TEXTE EXTRAIT -
Le canard sauvage d’Henrik Ibsen est actuellement à l’affiche du théâtre de la Colline. La mise en scène de Stéphane Braunschweig est efficace et originale. Il recrée avec force le propos de cette très belle pièce en usant des techniques de scénographie qui soulignent la dramaturgie de l’œuvre. Une belle réussite !
Deux amis, Gregers et  Hjalmar se retrouvent lors d’une réception. Celle-ci est organisée à l’initiative du père de Gregers, Werle un riche négociant. Ce moment  permet à ces deux amis, qui ne s’étaient pas vus depuis longtemps, de se retrouver et de parler du passé. C’est ainsi que Gregers apprend toutes les libéralités dont a fait preuve son père envers Hjalmar pendant son absence. Hjalmar s’est marié avec Gina, l’ancienne bonne de ses parents. Gina avait démissionné à la mort de sa mère pour épouser Hjalmar. De leur union naitra Hedvig qui a désormais une quinzaine d’année.
Comme à l’habitude, chez Ibsen, les personnages sont fortement marqués. Du père Werle, absent de la pièce mais omniprésent à travers une vidéo omniprésente, écrasante, voire pesante. On ressent le poids qu’il a exercé sur Gregers qui a du s’éloigner pour survivre. Werle est sur le point de se remarier. Gregers, son fils soupçonne les liens du passé qui a pu jadis réunir Gina et son père.  Epris d’admiration pour Hjalmar, il n’a de cesse de lui ouvrir les yeux sur son mariage avec Gina. Un mariage qui repose, selon lu,i sur des mensonges. Cet homme épris d’idéal recherche la vérité absolue. Relling le médecin, ami de Hjalmar, connait sa véritable nature. Une personnalité pauvre qui n’a pu s’épanouir qu’à travers le foyer offert par Gina. Mais dans ce couple, tout est factice. A l’image de leurs relations de couple qui reposent sur de faux-semblants et un amour filial d’Hedvig surdimensionné en raison du manque affectif qu’elle ressent. Enfin, le père de Hjalmar qui vit chez eux, a été incarcéré pour un crime commis par Werle, le père de Gregers.

DONNÉES EXTRAITES -

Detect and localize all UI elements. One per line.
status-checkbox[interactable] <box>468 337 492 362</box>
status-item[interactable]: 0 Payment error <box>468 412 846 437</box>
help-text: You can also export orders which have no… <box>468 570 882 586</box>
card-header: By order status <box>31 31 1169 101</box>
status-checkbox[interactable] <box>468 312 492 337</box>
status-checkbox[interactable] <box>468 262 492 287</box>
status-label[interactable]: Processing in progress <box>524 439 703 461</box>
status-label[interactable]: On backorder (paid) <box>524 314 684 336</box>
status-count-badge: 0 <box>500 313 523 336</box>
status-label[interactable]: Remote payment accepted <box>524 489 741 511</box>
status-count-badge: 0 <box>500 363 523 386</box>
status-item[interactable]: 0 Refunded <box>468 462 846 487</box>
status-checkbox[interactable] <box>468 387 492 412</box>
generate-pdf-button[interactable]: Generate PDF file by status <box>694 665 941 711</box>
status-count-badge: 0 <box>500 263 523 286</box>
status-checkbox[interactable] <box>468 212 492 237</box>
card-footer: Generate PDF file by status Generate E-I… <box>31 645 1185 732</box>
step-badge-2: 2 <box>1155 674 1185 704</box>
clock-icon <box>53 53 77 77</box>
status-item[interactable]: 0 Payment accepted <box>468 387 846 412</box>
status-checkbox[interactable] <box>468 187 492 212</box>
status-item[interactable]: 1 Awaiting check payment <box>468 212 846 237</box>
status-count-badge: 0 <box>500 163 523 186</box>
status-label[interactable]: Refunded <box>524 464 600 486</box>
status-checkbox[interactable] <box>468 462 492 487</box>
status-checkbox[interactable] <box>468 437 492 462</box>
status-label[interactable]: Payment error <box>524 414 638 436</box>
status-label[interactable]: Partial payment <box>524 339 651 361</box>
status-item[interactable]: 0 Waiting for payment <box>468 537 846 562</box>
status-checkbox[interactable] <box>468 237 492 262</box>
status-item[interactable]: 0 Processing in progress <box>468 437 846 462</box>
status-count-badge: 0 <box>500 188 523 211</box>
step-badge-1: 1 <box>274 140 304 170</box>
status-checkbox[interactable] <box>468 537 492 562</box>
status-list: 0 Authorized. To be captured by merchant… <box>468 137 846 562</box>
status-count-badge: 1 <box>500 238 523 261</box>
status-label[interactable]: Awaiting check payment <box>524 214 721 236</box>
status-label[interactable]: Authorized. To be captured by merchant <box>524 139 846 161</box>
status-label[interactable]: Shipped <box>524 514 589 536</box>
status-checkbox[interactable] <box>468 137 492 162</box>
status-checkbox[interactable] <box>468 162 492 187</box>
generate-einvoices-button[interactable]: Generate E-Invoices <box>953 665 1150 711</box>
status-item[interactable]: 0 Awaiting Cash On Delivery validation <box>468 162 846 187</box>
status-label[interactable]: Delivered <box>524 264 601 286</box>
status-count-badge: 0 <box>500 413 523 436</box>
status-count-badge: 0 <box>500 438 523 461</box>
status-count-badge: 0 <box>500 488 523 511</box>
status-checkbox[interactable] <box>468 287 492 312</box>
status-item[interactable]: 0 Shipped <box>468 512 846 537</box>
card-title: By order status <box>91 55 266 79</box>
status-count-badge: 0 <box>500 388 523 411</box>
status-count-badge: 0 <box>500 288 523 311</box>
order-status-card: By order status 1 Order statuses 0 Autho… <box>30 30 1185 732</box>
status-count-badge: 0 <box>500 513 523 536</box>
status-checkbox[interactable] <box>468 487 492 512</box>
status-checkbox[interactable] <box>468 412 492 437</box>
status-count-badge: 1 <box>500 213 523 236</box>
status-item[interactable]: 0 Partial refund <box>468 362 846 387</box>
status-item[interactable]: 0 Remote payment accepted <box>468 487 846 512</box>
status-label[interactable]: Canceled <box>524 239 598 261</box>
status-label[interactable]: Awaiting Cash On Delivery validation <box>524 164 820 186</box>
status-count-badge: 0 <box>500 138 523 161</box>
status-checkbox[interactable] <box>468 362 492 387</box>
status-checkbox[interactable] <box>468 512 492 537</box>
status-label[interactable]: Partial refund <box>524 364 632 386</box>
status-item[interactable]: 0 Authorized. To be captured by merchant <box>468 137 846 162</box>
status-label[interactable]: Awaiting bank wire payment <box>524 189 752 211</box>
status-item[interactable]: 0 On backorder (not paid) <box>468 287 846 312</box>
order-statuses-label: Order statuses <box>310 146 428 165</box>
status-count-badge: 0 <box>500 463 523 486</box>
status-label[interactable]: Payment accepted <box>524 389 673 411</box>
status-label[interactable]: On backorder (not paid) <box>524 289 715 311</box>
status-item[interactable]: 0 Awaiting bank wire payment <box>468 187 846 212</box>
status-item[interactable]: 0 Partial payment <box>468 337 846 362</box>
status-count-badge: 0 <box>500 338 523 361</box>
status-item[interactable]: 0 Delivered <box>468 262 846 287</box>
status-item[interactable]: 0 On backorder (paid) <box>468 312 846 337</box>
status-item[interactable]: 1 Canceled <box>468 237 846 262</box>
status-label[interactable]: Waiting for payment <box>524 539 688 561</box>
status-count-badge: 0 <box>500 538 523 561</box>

POINTS À TRAITER -
[A] Répondez à ces questions d'après la critique du Canard sauvage :
(i) Dans quel théâtre la pièce est-elle à l'affiche ?
(ii) Qui organise la réception où Gregers et Hjalmar se retrouvent ?
(iii) Quelle profession exerce Relling ?
[B] Pour chaque affirmation, indiquez si elle concorde avec la critique du Canard sauvage, en citant les mots décisifs du texte :
(i) Gina était l'ancienne bonne des parents de Hjalmar.
(ii) Le père Werle apparaît en personne sur scène.
(iii) Le père de Hjalmar a été incarcéré pour un crime qu'il avait lui-même commis.
[C] Poursuivez la critique du Canard sauvage à partir de l'endroit où elle s'arrête.

RÉPONSES RÉDIGÉES -
[A]
(i) Au théâtre de la Colline.
(ii) Werle, le père de Gregers, un riche négociant.
(iii) Il est médecin.

[B]
(i) Oui : « Hjalmar s’est marié avec Gina, l’ancienne bonne de ses parents. »
(ii) Non : « absent de la pièce mais omniprésent à travers une vidéo omniprésente »
(iii) Non : « a été incarcéré pour un crime commis par Werle, le père de Gregers »

[C]
Le coup de théâtre aux trois-quarts de la pièce marque le tournant de cette histoire où tout vacille, y compris la scénographie, dont la « boîte » s’incline au fur et à mesure imperceptiblement. Cet effet donne un cachet supplémentaire au propos qui se joue. Cette pièce bascule dans le burlesque mais également dans la tragédie où la réalité est tordue. Les réactions sont en parfait décalage avec la réalité donnant un sentiment de malaise et d’oppression. Seul Relling demeure dans la réalité.
Cette pièce est dominée par l’ombre de ce canard sauvage estropié et recueilli par Hedvig. Cet animal, assurément, constitue une palette de symboles qui est utilisée par la famille de Hjalmar comme un exutoire à tous les maux de leur vie. De la liberté à son contraire, ce canard revêt tout le champ des couleurs possibles projetées par les protagonistes de cette pièce. Courez voir ce beau spectacle !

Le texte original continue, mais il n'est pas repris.